## [Goal]
Provide the data again in its entirety, exactly as given.

* Begin Source records *

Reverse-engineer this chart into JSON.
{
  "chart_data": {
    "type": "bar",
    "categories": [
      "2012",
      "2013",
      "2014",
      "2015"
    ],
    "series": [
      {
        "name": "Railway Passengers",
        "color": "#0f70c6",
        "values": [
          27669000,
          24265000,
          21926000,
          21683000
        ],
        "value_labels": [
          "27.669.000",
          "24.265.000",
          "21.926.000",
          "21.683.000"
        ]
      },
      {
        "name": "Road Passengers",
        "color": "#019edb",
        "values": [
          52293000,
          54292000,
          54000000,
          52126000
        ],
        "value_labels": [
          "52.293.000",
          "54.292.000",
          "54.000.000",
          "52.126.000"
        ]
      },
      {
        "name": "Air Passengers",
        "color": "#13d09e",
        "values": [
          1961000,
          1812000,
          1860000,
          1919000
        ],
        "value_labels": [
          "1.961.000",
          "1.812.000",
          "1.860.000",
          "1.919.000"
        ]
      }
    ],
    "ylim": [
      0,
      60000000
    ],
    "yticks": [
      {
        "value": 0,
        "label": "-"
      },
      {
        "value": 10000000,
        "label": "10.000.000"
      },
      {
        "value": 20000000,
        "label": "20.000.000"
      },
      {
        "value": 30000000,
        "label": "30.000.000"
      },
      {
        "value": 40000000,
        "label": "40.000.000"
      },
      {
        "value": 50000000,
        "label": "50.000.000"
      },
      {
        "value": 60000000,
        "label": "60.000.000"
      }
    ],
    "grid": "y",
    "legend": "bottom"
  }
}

* End Source records *

## [Task answer]
Reverse-engineer this chart into JSON.
{
  "chart_data": {
    "type": "bar",
    "categories": [
      "2012",
      "2013",
      "2014",
      "2015"
    ],
    "series": [
      {
        "name": "Railway Passengers",
        "color": "#0f70c6",
        "values": [
          27669000,
          24265000,
          21926000,
          21683000
        ],
        "value_labels": [
          "27.669.000",
          "24.265.000",
          "21.926.000",
          "21.683.000"
        ]
      },
      {
        "name": "Road Passengers",
        "color": "#019edb",
        "values": [
          52293000,
          54292000,
          54000000,
          52126000
        ],
        "value_labels": [
          "52.293.000",
          "54.292.000",
          "54.000.000",
          "52.126.000"
        ]
      },
      {
        "name": "Air Passengers",
        "color": "#13d09e",
        "values": [
          1961000,
          1812000,
          1860000,
          1919000
        ],
        "value_labels": [
          "1.961.000",
          "1.812.000",
          "1.860.000",
          "1.919.000"
        ]
      }
    ],
    "ylim": [
      0,
      60000000
    ],
    "yticks": [
      {
        "value": 0,
        "label": "-"
      },
      {
        "value": 10000000,
        "label": "10.000.000"
      },
      {
        "value": 20000000,
        "label": "20.000.000"
      },
      {
        "value": 30000000,
        "label": "30.000.000"
      },
      {
        "value": 40000000,
        "label": "40.000.000"
      },
      {
        "value": 50000000,
        "label": "50.000.000"
      },
      {
        "value": 60000000,
        "label": "60.000.000"
      }
    ],
    "grid": "y",
    "legend": "bottom"
  }
}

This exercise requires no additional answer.